▸ **TEXT SECTION**

The Pan South African Language Board briefed the Committee on three questions. Namely, PANSALB's annual report for 2000-01; promotion of indigenous languages; and achievements of linguistic/cultural diversity. One of the major challenges faced by PANSALB was achieving linguistic. In this regard there were a number of problems, including the fact that there was a lack of national language policy and plan. The lack of knowledge by some government officials on how to handle the linguistic diversity was also noted.

The Chairperson, Ms Njobe welcomed Prof Marivate: Chief Executive Officer, to the committee meeting. Mr M F Cassim (IFP) sought clarity on whether PANSALB's visit to the Committee was in response to the amendments made to the Cultural Laws last year which, among other things, require PANSALB to report to Parliament every five months, or whether it was a spontaneous visit. Prof Marivate indicated that it was a spontaneous visit. The Chairperson added that PANSALB's visit was part of the Committee's own programme and arrangements and had nothing to do with the amendments to the Cultural Law.

Prof Marivate explained that her briefing would address the three questions that the Portfolio Committee had asked for input on. Namely, PANSALB's annual report for 2000-01, the promotion of indigenous languages and PANSALB's achievements in the area of linguistic diversity.

PANSALB's annual report for 2000-01
Starting her briefing, Prof Marivate alluded to the difficulty she was experiencing in trying to respond to the Committee's question regarding PANSALB's annual report for 2000-01. She said that she would briefly summarise what she thought the report reflected. The 2000/01 PANSALB annual report was an indication of the activities that the previous Board conducted in order to round-off its term of office.

The report had focussed on indicating the systems that were set in place in order to assist PANSALB achieve its objectives as spelt out in the PANSALB Act (1995), amended in 1999.

She said that the report had highlighted the following key issues:
-The establishment of the 11 National Lexicography Units as Section 21 companies.
-By the end of its term of office, the previous Board had ensured that all the legal requirements pertaining to establishing an NLU had been satisfied. A Board of Directors were appointed and trained. Articles/Memorandum of Association were developed and accepted by the parties involved. Agreements between PANSALB and universities where the NLUs would be located developed and in certain cases signed. The Buro van die WAT Act was repealed.
In certain cases the potential staff for the units were trained in preparation for the running of the Units. The training for staff (where they exist) and the Board of Directors included the computerisation of NLUs and co-operative lexicography.

-The establishment of the National Language Bodies as advisory bodies to the Board regarding the respective languages represented. Eleven for official languages; one for Khoe, San, Nama languages, one for South African Sign Language. The fourteenth NLB on "heritage" languages was not established. The previous Board felt that the new Board should explore the difference between this NLB and the section 185 Commission, which would be established. Members of the thirteen National Language Bodies had not been trained by the end of the term of that Board's office. It is only now that the new Board has embarked on a training programme.

-The establishment of the nine Provincial Language Committees was completed, although not all of them were fully functional. The major problem was the lack of a National Language Policy and Plan and lack of support from MECs responsible for language in certain provinces. (Dual role of PLCs)

▸ **LISTED RECORDS**
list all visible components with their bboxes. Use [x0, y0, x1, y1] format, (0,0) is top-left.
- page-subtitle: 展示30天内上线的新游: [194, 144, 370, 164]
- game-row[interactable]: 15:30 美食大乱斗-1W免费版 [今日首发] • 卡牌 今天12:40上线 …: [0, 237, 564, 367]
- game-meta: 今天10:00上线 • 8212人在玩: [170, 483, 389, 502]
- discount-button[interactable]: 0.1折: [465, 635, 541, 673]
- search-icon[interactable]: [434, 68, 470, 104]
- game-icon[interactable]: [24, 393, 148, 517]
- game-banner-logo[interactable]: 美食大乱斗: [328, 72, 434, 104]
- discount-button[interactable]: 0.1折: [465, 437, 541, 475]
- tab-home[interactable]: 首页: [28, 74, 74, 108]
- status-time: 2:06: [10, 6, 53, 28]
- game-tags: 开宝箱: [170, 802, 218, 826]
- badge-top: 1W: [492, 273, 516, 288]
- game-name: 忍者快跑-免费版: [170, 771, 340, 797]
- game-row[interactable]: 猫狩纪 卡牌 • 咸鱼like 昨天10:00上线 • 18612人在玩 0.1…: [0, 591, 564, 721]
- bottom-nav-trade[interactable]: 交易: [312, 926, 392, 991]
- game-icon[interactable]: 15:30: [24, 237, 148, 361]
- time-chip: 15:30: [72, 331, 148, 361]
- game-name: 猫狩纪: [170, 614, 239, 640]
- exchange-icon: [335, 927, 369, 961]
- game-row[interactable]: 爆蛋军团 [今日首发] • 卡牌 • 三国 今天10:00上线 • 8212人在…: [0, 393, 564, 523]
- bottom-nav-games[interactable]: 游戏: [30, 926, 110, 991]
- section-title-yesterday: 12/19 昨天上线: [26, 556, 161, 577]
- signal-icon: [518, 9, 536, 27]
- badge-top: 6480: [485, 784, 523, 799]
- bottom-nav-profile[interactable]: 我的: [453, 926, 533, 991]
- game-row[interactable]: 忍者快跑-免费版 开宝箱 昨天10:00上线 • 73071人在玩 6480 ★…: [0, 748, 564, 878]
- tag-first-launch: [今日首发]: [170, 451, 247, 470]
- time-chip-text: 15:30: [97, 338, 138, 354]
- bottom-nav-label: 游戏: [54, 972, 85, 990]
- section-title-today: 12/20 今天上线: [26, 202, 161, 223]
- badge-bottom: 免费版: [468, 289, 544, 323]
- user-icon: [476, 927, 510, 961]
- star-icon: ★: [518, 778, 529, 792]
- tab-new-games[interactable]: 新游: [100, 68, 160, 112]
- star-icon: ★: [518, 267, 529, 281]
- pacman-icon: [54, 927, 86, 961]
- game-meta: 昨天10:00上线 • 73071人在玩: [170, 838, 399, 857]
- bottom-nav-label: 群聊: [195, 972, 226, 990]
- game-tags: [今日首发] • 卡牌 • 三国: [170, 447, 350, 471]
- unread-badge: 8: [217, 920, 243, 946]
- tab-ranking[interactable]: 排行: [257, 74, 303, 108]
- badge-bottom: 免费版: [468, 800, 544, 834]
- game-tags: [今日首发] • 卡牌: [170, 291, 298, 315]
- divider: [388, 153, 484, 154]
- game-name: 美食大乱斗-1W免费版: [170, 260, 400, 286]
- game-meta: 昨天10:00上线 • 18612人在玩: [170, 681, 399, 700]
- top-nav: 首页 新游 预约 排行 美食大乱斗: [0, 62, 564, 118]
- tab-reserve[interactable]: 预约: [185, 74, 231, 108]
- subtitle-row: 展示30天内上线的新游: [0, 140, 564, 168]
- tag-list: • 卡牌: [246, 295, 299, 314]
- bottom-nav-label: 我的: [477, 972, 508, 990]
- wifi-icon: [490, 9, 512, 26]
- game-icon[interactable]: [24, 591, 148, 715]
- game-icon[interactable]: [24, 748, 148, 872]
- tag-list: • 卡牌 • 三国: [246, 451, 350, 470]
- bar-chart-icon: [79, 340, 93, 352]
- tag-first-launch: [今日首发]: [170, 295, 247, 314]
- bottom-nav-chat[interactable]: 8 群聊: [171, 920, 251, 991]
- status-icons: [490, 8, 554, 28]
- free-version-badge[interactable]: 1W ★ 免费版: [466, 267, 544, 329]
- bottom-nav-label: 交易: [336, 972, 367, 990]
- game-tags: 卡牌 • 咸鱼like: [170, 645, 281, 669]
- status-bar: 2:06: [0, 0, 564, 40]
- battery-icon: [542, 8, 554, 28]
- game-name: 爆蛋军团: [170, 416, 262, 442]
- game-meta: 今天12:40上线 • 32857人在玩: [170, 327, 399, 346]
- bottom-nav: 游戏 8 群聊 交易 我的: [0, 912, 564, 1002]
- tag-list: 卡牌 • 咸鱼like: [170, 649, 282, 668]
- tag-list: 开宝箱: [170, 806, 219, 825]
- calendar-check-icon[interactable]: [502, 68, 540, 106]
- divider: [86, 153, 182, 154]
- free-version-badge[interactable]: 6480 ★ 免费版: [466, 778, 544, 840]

▸ **THINGS TO DO**
• 1. Reproduce the stretch of the records from their first line through the line that contains "- game-meta: 今天10:00上线", without any changes.
• 2. Carry on writing the text on the PANSALB briefing, starting after its last sentence.

▸ **RESULTS FOR EACH TASK**
• 1.
list all visible components with their bboxes. Use [x0, y0, x1, y1] format, (0,0) is top-left.
- page-subtitle: 展示30天内上线的新游: [194, 144, 370, 164]
- game-row[interactable]: 15:30 美食大乱斗-1W免费版 [今日首发] • 卡牌 今天12:40上线 …: [0, 237, 564, 367]
- game-meta: 今天10:00上线 • 8212人在玩: [170, 483, 389, 502]

• 2.
Prof Marivate added that the report had also captured information regarding projects (research and development) that were funded during the year, and previous years (i.e. ongoing projects). Some of the projects, she said, would continue during the course of this year. The following projects, she said, had been funded under the various focus areas that the Board had operated as subcommittees:

-Status Language Planning
-Language in Education
-Translation and Interpreting
-Development of Literature and Previously Marginalised Languages
-Lexicography and Terminology Development
-Language Rights and Mediation

Mr MF Cassim (IFP) advised Prof Marivate that PANSALB could, with regard to developing policy, approach the Portfolio Committee if it was of the view that the Minister of Arts to come up with policy. The Portfolio Committee could facilitate the process of developing policy for PANSALB through arranging public hearings and submissions.

Prof Marivate replied that they were not aware that PANSALB could directly channel policy proposals to the Portfolio Committee. She promised to go and recheck what the protocol said about that.

Ms ND Mbombo (ANC) reminded Prof Marivate of one of PANSALB's mandates which was to develop languages. The development of technology called for the development of languages. She then sought clarity on the confusion surrounding sign language, alleging that there was sign language taught in Afrikaans and in English.

Prof Marivate acknowledged that there was indeed confusion surrounding sign language. She also admitted that PANSALB was in the past not competent enough to shed light on the issue of sign language. However, the Language Board now had a new member, Mrs Morgan who was now looking at the issue of sign language. She also expressed her hope that the South African Sign Language Board would also help them out.

Ms A Van Wyk (NNP) enquired about PANSALB's work with regard to the development of terminology.

Prof Marivate responded by saying that Ms Van Wyk's question was a difficult one which has created a great deal of conflict between the Minister of Arts and PANSALB.

Ms Mbombo further wanted to know if SePedi was not a language on its own.

In her reply, Prof Marivate said that according to the Linguistic Report they received, SePedi was a dialect and the language was northern Sotho.

Prof IJ Mohamed (ANC) enquired about the progress made in respect of sign language for maths and physics. He also wanted to know how and when maths and physics could be taught in indigenous languages.

Prof Marivate explained that PANSALB was cooperating with the Department of Arts on the project for the terminology for maths and science.

Mr Cassim expressed regret over what he said was a lack of adequate vocabulary among South Africans in different languages in South Africa. He alleged that there was no systematisation of vocabulary at schools.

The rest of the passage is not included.